__Exercise goal__.
The word "halte": say how many lines of the data below contain it, and give the number alone.

__Records to process__.
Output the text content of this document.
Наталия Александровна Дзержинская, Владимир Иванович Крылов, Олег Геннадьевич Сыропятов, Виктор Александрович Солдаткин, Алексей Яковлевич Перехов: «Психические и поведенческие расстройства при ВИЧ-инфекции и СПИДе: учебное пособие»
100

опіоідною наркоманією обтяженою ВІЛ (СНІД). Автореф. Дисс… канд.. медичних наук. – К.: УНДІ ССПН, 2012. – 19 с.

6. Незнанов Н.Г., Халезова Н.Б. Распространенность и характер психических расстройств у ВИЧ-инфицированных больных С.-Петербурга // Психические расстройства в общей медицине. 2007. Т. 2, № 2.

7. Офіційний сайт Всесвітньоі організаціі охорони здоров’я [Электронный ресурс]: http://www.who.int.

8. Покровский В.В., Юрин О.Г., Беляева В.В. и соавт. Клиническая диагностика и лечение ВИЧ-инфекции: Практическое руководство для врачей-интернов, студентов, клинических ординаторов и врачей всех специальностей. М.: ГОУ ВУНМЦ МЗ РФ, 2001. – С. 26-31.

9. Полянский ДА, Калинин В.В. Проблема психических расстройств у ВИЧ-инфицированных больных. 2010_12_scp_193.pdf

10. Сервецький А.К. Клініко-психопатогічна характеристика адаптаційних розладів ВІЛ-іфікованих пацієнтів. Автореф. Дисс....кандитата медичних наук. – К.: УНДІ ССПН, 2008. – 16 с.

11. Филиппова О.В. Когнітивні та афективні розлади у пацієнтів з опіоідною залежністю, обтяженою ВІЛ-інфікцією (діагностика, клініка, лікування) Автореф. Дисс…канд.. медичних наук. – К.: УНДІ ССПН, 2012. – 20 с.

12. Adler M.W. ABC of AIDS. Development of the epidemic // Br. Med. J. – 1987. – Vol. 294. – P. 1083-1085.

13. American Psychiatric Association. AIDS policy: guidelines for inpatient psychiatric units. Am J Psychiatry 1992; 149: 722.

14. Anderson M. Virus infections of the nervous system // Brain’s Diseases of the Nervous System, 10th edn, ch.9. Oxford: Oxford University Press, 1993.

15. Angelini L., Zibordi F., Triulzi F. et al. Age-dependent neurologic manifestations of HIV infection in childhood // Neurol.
---
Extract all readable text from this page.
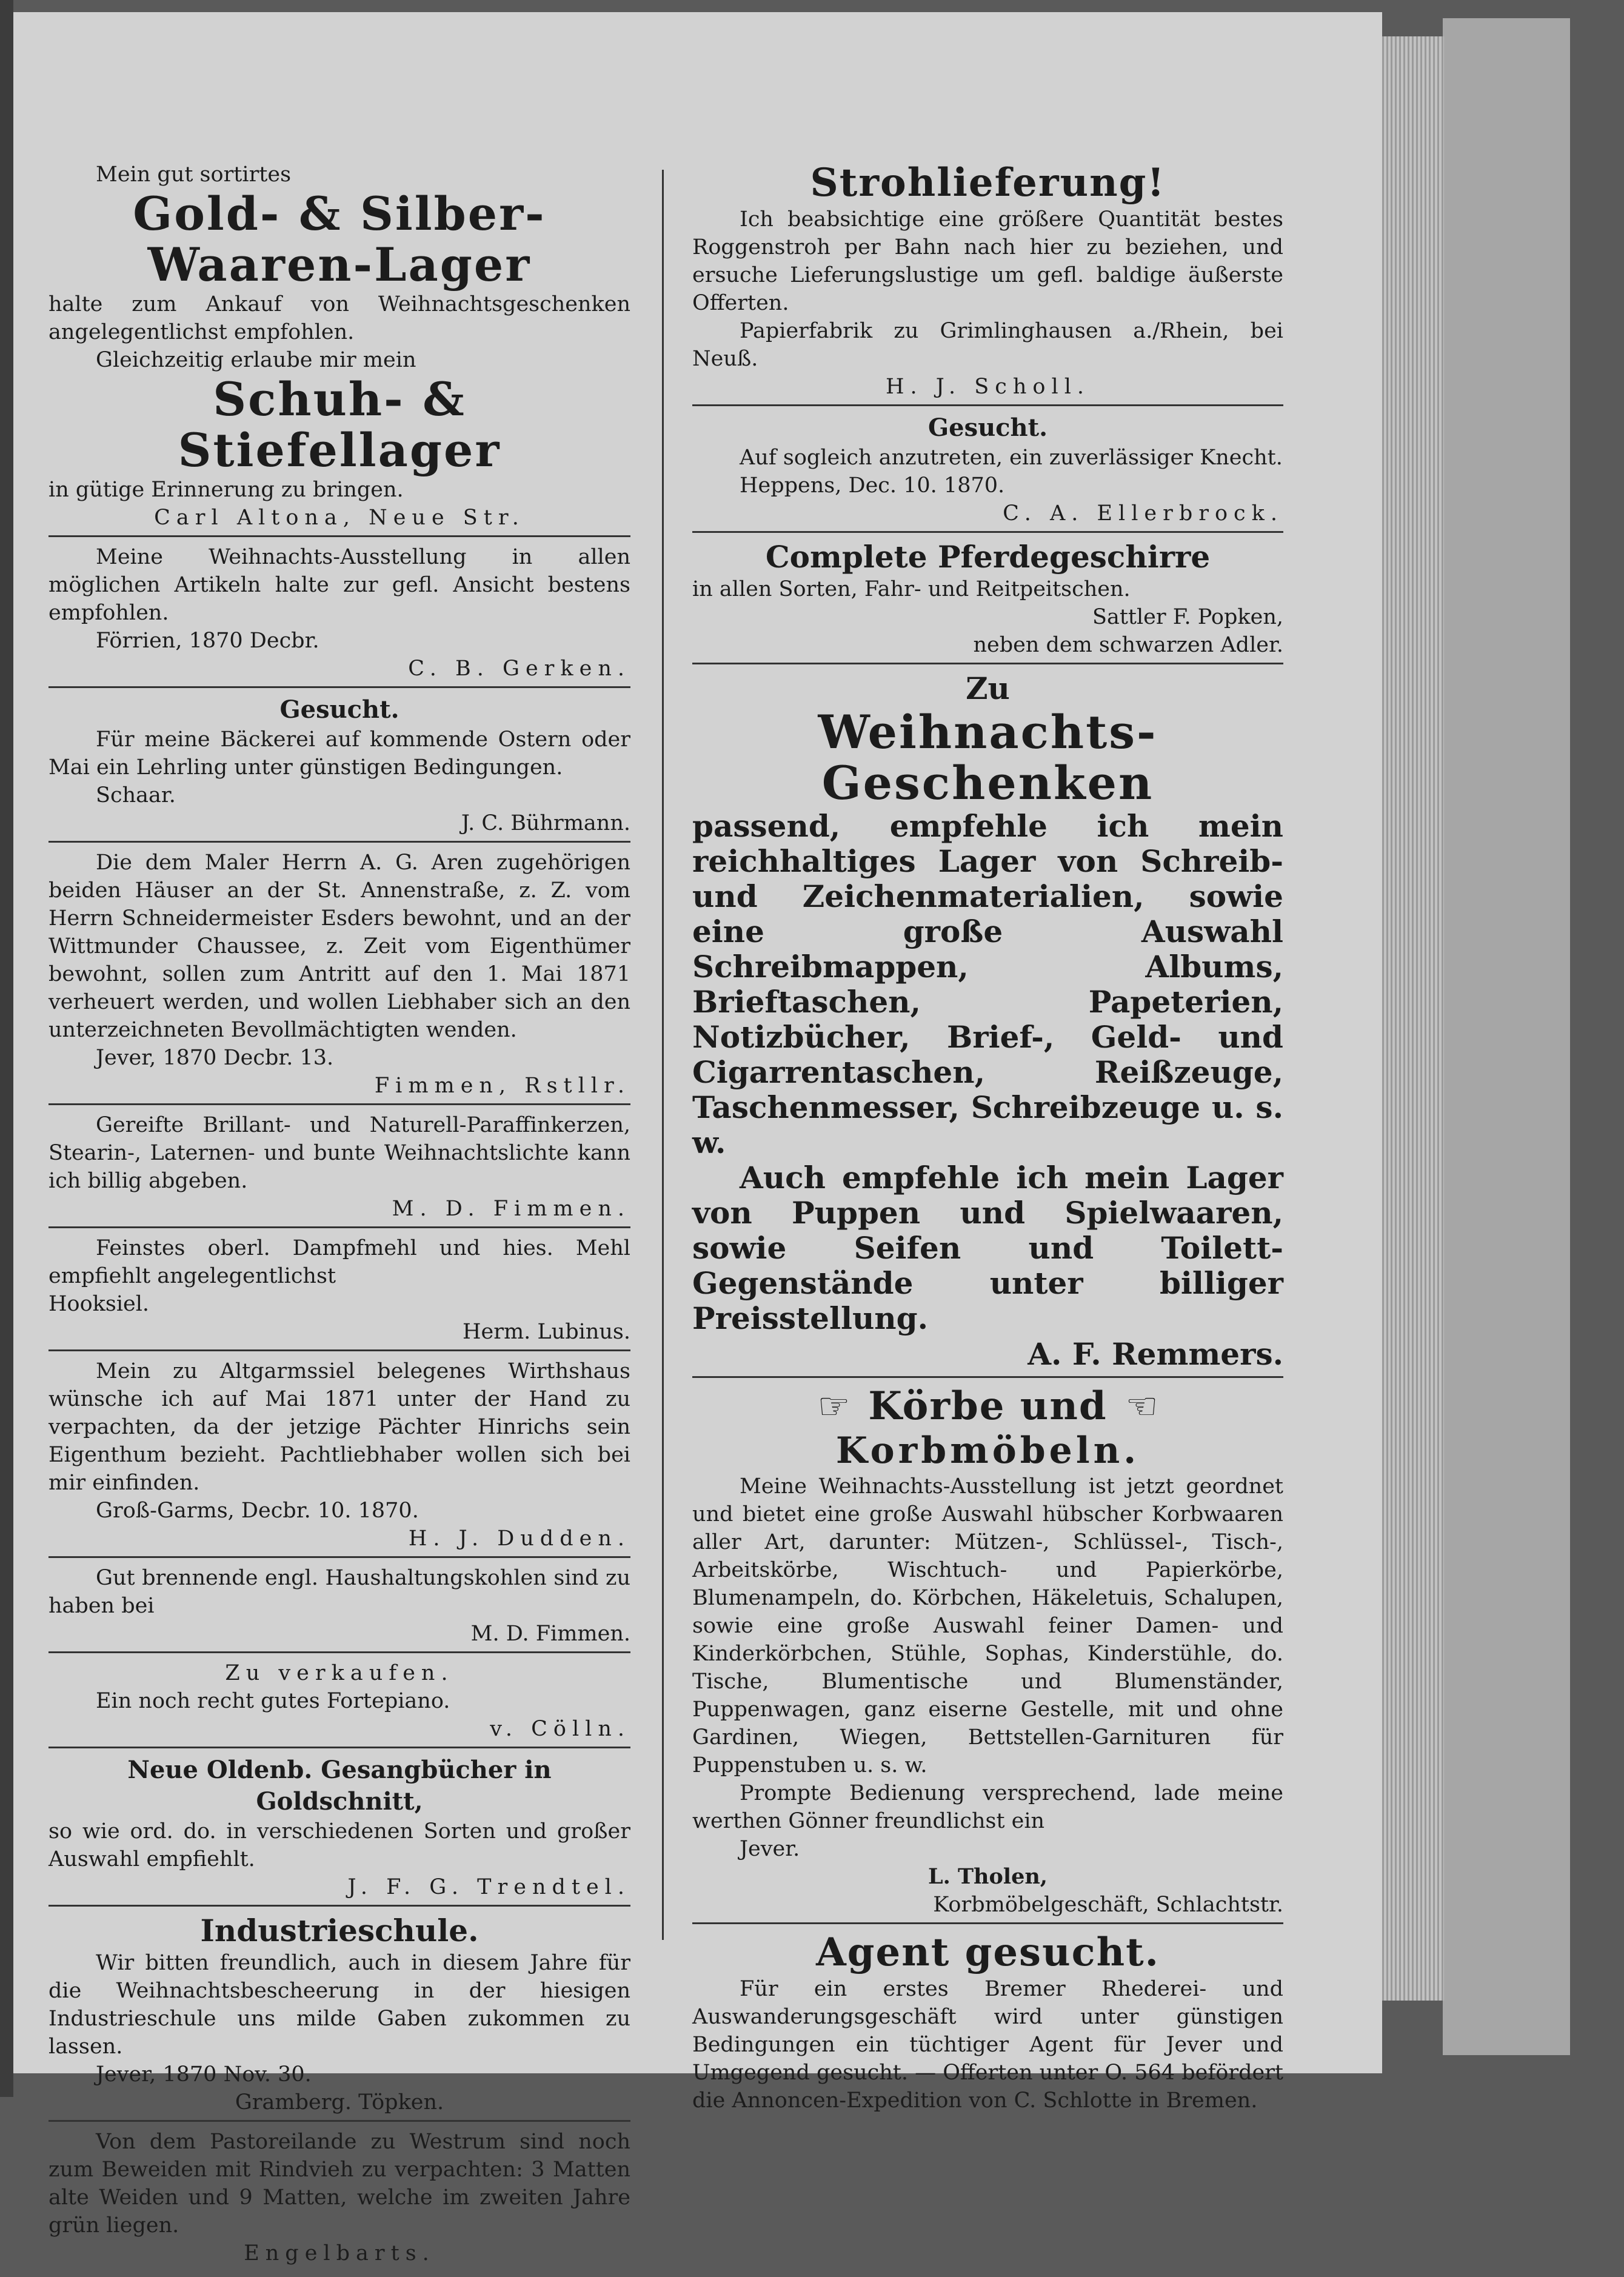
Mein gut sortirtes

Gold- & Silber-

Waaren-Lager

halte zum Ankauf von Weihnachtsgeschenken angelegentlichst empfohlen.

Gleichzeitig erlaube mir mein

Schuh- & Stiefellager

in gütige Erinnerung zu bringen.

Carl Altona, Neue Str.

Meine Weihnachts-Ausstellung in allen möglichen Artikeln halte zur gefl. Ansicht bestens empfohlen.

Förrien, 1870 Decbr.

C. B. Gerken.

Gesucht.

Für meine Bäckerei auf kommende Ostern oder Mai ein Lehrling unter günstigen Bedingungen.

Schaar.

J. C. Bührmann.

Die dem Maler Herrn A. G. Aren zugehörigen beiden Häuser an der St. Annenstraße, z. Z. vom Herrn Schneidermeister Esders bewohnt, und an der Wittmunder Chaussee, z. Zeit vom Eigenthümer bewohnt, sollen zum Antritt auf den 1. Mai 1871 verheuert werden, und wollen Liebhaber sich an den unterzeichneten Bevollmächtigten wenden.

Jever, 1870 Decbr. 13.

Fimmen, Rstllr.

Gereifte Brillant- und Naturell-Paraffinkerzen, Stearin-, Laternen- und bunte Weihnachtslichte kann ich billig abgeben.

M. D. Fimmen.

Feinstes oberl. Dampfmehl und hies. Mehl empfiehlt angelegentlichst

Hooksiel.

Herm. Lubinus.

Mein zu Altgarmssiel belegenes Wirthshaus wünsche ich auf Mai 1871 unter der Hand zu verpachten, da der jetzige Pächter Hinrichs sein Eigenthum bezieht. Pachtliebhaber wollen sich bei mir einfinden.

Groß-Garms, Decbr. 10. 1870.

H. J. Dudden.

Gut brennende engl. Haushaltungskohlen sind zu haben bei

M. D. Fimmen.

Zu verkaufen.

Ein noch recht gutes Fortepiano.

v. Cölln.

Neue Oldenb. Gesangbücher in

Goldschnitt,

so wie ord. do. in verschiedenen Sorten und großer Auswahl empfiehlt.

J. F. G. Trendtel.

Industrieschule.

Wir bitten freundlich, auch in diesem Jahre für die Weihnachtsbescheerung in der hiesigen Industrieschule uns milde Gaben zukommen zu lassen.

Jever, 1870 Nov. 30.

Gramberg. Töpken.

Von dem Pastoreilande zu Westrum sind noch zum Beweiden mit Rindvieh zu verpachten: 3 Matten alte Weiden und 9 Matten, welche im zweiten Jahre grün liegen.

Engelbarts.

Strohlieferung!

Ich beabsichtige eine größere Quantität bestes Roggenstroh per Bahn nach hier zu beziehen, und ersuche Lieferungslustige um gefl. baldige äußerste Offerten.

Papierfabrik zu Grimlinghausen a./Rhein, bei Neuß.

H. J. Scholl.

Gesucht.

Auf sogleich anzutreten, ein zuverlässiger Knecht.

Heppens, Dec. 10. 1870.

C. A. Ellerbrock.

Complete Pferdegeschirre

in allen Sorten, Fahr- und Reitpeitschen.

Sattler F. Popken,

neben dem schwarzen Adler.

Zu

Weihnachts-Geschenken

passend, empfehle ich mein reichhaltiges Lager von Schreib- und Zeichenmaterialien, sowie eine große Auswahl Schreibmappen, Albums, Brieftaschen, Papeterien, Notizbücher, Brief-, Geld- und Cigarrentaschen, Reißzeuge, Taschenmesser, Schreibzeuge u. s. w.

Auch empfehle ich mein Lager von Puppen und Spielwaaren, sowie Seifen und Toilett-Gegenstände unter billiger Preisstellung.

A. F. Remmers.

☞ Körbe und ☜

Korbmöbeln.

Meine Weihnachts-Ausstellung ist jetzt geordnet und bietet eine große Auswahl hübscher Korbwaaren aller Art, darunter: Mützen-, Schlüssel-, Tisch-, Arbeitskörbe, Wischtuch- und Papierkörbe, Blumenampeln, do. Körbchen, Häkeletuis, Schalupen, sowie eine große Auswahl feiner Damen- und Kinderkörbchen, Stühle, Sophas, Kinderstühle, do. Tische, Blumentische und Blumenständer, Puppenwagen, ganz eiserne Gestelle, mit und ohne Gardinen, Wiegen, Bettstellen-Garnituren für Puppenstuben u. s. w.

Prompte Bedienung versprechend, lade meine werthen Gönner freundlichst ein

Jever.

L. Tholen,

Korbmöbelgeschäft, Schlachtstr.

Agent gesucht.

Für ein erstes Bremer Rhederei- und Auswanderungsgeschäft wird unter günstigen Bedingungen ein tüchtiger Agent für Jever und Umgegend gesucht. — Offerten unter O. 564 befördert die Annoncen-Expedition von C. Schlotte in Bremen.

__Problem solution__.
2